PROVIDED RECORDS:
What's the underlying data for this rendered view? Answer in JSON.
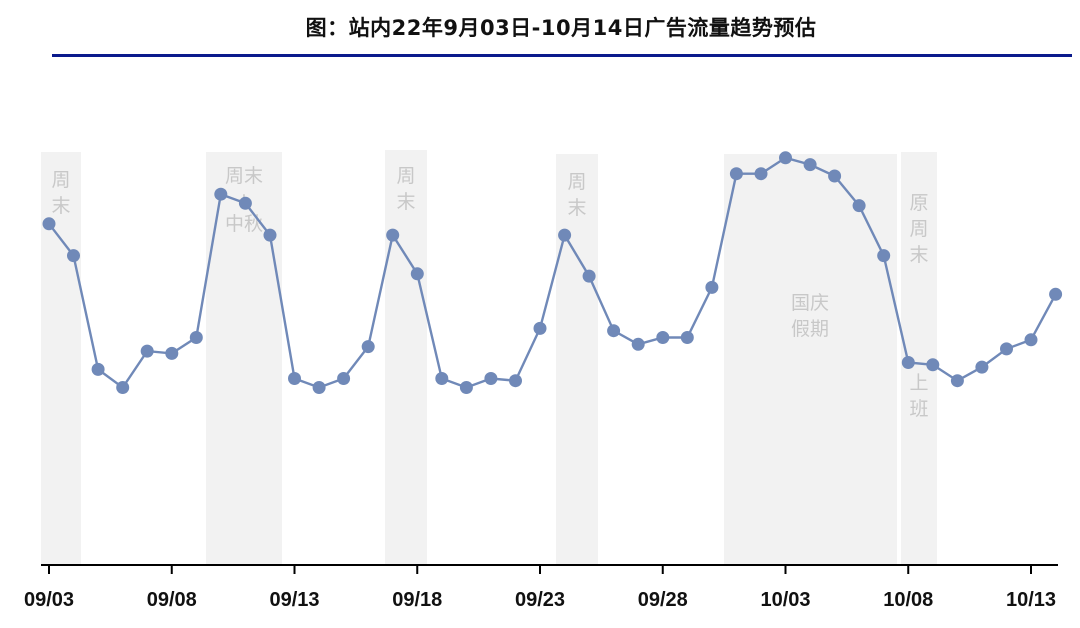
{
  "title": "图：站内22年9月03日-10月14日广告流量趋势预估",
  "chart_data": {
    "type": "line",
    "title": "图：站内22年9月03日-10月14日广告流量趋势预估",
    "xlabel": "",
    "ylabel": "",
    "y_axis_shown": false,
    "ylim": [
      0,
      100
    ],
    "grid": false,
    "x_ticks": [
      "09/03",
      "09/08",
      "09/13",
      "09/18",
      "09/23",
      "09/28",
      "10/03",
      "10/08",
      "10/13"
    ],
    "x": [
      "09/03",
      "09/04",
      "09/05",
      "09/06",
      "09/07",
      "09/08",
      "09/09",
      "09/10",
      "09/11",
      "09/12",
      "09/13",
      "09/14",
      "09/15",
      "09/16",
      "09/17",
      "09/18",
      "09/19",
      "09/20",
      "09/21",
      "09/22",
      "09/23",
      "09/24",
      "09/25",
      "09/26",
      "09/27",
      "09/28",
      "09/29",
      "09/30",
      "10/01",
      "10/02",
      "10/03",
      "10/04",
      "10/05",
      "10/06",
      "10/07",
      "10/08",
      "10/09",
      "10/10",
      "10/11",
      "10/12",
      "10/13",
      "10/14"
    ],
    "series": [
      {
        "name": "",
        "color": "#7089b8",
        "values": [
          75,
          68,
          43,
          39,
          47,
          46.5,
          50,
          81.5,
          79.5,
          72.5,
          41,
          39,
          41,
          48,
          72.5,
          64,
          41,
          39,
          41,
          40.5,
          52,
          72.5,
          63.5,
          51.5,
          48.5,
          50,
          50,
          61,
          86,
          86,
          89.5,
          88,
          85.5,
          79,
          68,
          44.5,
          44,
          40.5,
          43.5,
          47.5,
          49.5,
          59.5
        ]
      }
    ],
    "bands": [
      {
        "label": "周\n末",
        "from": "09/03",
        "to": "09/04"
      },
      {
        "label": "周末\n+\n中秋",
        "from": "09/10",
        "to": "09/12"
      },
      {
        "label": "周\n末",
        "from": "09/17",
        "to": "09/18"
      },
      {
        "label": "周\n末",
        "from": "09/24",
        "to": "09/25"
      },
      {
        "label": "国庆\n假期",
        "from": "10/01",
        "to": "10/07"
      },
      {
        "label": "原\n周\n末",
        "from": "10/08",
        "to": "10/09"
      },
      {
        "label": "上\n班",
        "from": "10/08",
        "to": "10/09"
      }
    ],
    "band_color": "#f2f2f2",
    "marker_color": "#7089b8",
    "axis_color": "#000000"
  }
}
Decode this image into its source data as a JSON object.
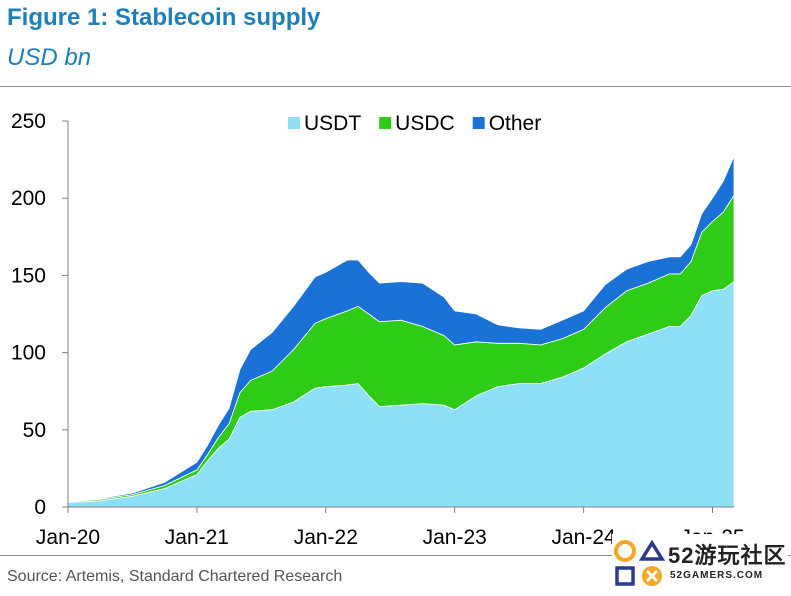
{
  "header": {
    "title": "Figure 1: Stablecoin supply",
    "subtitle": "USD bn"
  },
  "footer": {
    "source": "Source: Artemis, Standard Chartered Research"
  },
  "watermark": {
    "brand": "52游玩社区",
    "domain": "52GAMERS.COM"
  },
  "colors": {
    "usdt": "#8ee0f7",
    "usdc": "#2ecc17",
    "other": "#1a72d6",
    "title": "#1f7fb8"
  },
  "chart_data": {
    "type": "area",
    "stacked": true,
    "legend_position": "top-center",
    "grid": false,
    "ylim": [
      0,
      250
    ],
    "yticks": [
      0,
      50,
      100,
      150,
      200,
      250
    ],
    "xlim": [
      "2020-01",
      "2025-03"
    ],
    "xticks": [
      "Jan-20",
      "Jan-21",
      "Jan-22",
      "Jan-23",
      "Jan-24",
      "Jan-25"
    ],
    "xtick_dates": [
      "2020-01",
      "2021-01",
      "2022-01",
      "2023-01",
      "2024-01",
      "2025-01"
    ],
    "x": [
      "2020-01",
      "2020-04",
      "2020-07",
      "2020-10",
      "2021-01",
      "2021-02",
      "2021-03",
      "2021-04",
      "2021-05",
      "2021-06",
      "2021-08",
      "2021-10",
      "2021-12",
      "2022-01",
      "2022-03",
      "2022-04",
      "2022-05",
      "2022-06",
      "2022-08",
      "2022-10",
      "2022-12",
      "2023-01",
      "2023-03",
      "2023-05",
      "2023-07",
      "2023-09",
      "2023-11",
      "2024-01",
      "2024-03",
      "2024-05",
      "2024-07",
      "2024-09",
      "2024-10",
      "2024-11",
      "2024-12",
      "2025-01",
      "2025-02",
      "2025-03"
    ],
    "series": [
      {
        "name": "USDT",
        "values": [
          3,
          4,
          7,
          12,
          21,
          30,
          38,
          44,
          58,
          62,
          63,
          68,
          77,
          78,
          79,
          80,
          72,
          65,
          66,
          67,
          66,
          63,
          72,
          78,
          80,
          80,
          84,
          90,
          99,
          107,
          112,
          117,
          117,
          124,
          137,
          140,
          141,
          146
        ]
      },
      {
        "name": "USDC",
        "values": [
          0.5,
          1,
          1,
          2,
          3,
          4,
          7,
          10,
          16,
          20,
          25,
          34,
          42,
          44,
          48,
          50,
          53,
          55,
          55,
          50,
          45,
          42,
          35,
          28,
          26,
          25,
          25,
          25,
          30,
          33,
          33,
          34,
          34,
          35,
          41,
          45,
          50,
          56
        ]
      },
      {
        "name": "Other",
        "values": [
          0.3,
          0.5,
          1,
          2,
          5,
          6,
          8,
          10,
          15,
          20,
          25,
          28,
          30,
          30,
          33,
          30,
          27,
          25,
          25,
          28,
          25,
          22,
          18,
          12,
          10,
          10,
          12,
          12,
          15,
          14,
          14,
          11,
          11,
          11,
          12,
          15,
          20,
          25
        ]
      }
    ]
  }
}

SET EXERCISE: Omit every image. Quote each record exactly.

FINAL ANSWER:
What's the underlying data for this rendered view? Answer in JSON.
{
  "title": "图：站内22年9月03日-10月14日广告流量趋势预估",
  "chart_data": {
    "type": "line",
    "title": "图：站内22年9月03日-10月14日广告流量趋势预估",
    "xlabel": "",
    "ylabel": "",
    "y_axis_shown": false,
    "ylim": [
      0,
      100
    ],
    "grid": false,
    "x_ticks": [
      "09/03",
      "09/08",
      "09/13",
      "09/18",
      "09/23",
      "09/28",
      "10/03",
      "10/08",
      "10/13"
    ],
    "x": [
      "09/03",
      "09/04",
      "09/05",
      "09/06",
      "09/07",
      "09/08",
      "09/09",
      "09/10",
      "09/11",
      "09/12",
      "09/13",
      "09/14",
      "09/15",
      "09/16",
      "09/17",
      "09/18",
      "09/19",
      "09/20",
      "09/21",
      "09/22",
      "09/23",
      "09/24",
      "09/25",
      "09/26",
      "09/27",
      "09/28",
      "09/29",
      "09/30",
      "10/01",
      "10/02",
      "10/03",
      "10/04",
      "10/05",
      "10/06",
      "10/07",
      "10/08",
      "10/09",
      "10/10",
      "10/11",
      "10/12",
      "10/13",
      "10/14"
    ],
    "series": [
      {
        "name": "",
        "color": "#7089b8",
        "values": [
          75,
          68,
          43,
          39,
          47,
          46.5,
          50,
          81.5,
          79.5,
          72.5,
          41,
          39,
          41,
          48,
          72.5,
          64,
          41,
          39,
          41,
          40.5,
          52,
          72.5,
          63.5,
          51.5,
          48.5,
          50,
          50,
          61,
          86,
          86,
          89.5,
          88,
          85.5,
          79,
          68,
          44.5,
          44,
          40.5,
          43.5,
          47.5,
          49.5,
          59.5
        ]
      }
    ],
    "bands": [
      {
        "label": "周\n末",
        "from": "09/03",
        "to": "09/04"
      },
      {
        "label": "周末\n+\n中秋",
        "from": "09/10",
        "to": "09/12"
      },
      {
        "label": "周\n末",
        "from": "09/17",
        "to": "09/18"
      },
      {
        "label": "周\n末",
        "from": "09/24",
        "to": "09/25"
      },
      {
        "label": "国庆\n假期",
        "from": "10/01",
        "to": "10/07"
      },
      {
        "label": "原\n周\n末",
        "from": "10/08",
        "to": "10/09"
      },
      {
        "label": "上\n班",
        "from": "10/08",
        "to": "10/09"
      }
    ],
    "band_color": "#f2f2f2",
    "marker_color": "#7089b8",
    "axis_color": "#000000"
  }
}
Decode this image into its source data as a JSON object.
{
  "header": {
    "title": "Figure 1: Stablecoin supply",
    "subtitle": "USD bn"
  },
  "footer": {
    "source": "Source: Artemis, Standard Chartered Research"
  },
  "watermark": {
    "brand": "52游玩社区",
    "domain": "52GAMERS.COM"
  },
  "colors": {
    "usdt": "#8ee0f7",
    "usdc": "#2ecc17",
    "other": "#1a72d6",
    "title": "#1f7fb8"
  },
  "chart_data": {
    "type": "area",
    "stacked": true,
    "legend_position": "top-center",
    "grid": false,
    "ylim": [
      0,
      250
    ],
    "yticks": [
      0,
      50,
      100,
      150,
      200,
      250
    ],
    "xlim": [
      "2020-01",
      "2025-03"
    ],
    "xticks": [
      "Jan-20",
      "Jan-21",
      "Jan-22",
      "Jan-23",
      "Jan-24",
      "Jan-25"
    ],
    "xtick_dates": [
      "2020-01",
      "2021-01",
      "2022-01",
      "2023-01",
      "2024-01",
      "2025-01"
    ],
    "x": [
      "2020-01",
      "2020-04",
      "2020-07",
      "2020-10",
      "2021-01",
      "2021-02",
      "2021-03",
      "2021-04",
      "2021-05",
      "2021-06",
      "2021-08",
      "2021-10",
      "2021-12",
      "2022-01",
      "2022-03",
      "2022-04",
      "2022-05",
      "2022-06",
      "2022-08",
      "2022-10",
      "2022-12",
      "2023-01",
      "2023-03",
      "2023-05",
      "2023-07",
      "2023-09",
      "2023-11",
      "2024-01",
      "2024-03",
      "2024-05",
      "2024-07",
      "2024-09",
      "2024-10",
      "2024-11",
      "2024-12",
      "2025-01",
      "2025-02",
      "2025-03"
    ],
    "series": [
      {
        "name": "USDT",
        "values": [
          3,
          4,
          7,
          12,
          21,
          30,
          38,
          44,
          58,
          62,
          63,
          68,
          77,
          78,
          79,
          80,
          72,
          65,
          66,
          67,
          66,
          63,
          72,
          78,
          80,
          80,
          84,
          90,
          99,
          107,
          112,
          117,
          117,
          124,
          137,
          140,
          141,
          146
        ]
      },
      {
        "name": "USDC",
        "values": [
          0.5,
          1,
          1,
          2,
          3,
          4,
          7,
          10,
          16,
          20,
          25,
          34,
          42,
          44,
          48,
          50,
          53,
          55,
          55,
          50,
          45,
          42,
          35,
          28,
          26,
          25,
          25,
          25,
          30,
          33,
          33,
          34,
          34,
          35,
          41,
          45,
          50,
          56
        ]
      },
      {
        "name": "Other",
        "values": [
          0.3,
          0.5,
          1,
          2,
          5,
          6,
          8,
          10,
          15,
          20,
          25,
          28,
          30,
          30,
          33,
          30,
          27,
          25,
          25,
          28,
          25,
          22,
          18,
          12,
          10,
          10,
          12,
          12,
          15,
          14,
          14,
          11,
          11,
          11,
          12,
          15,
          20,
          25
        ]
      }
    ]
  }
}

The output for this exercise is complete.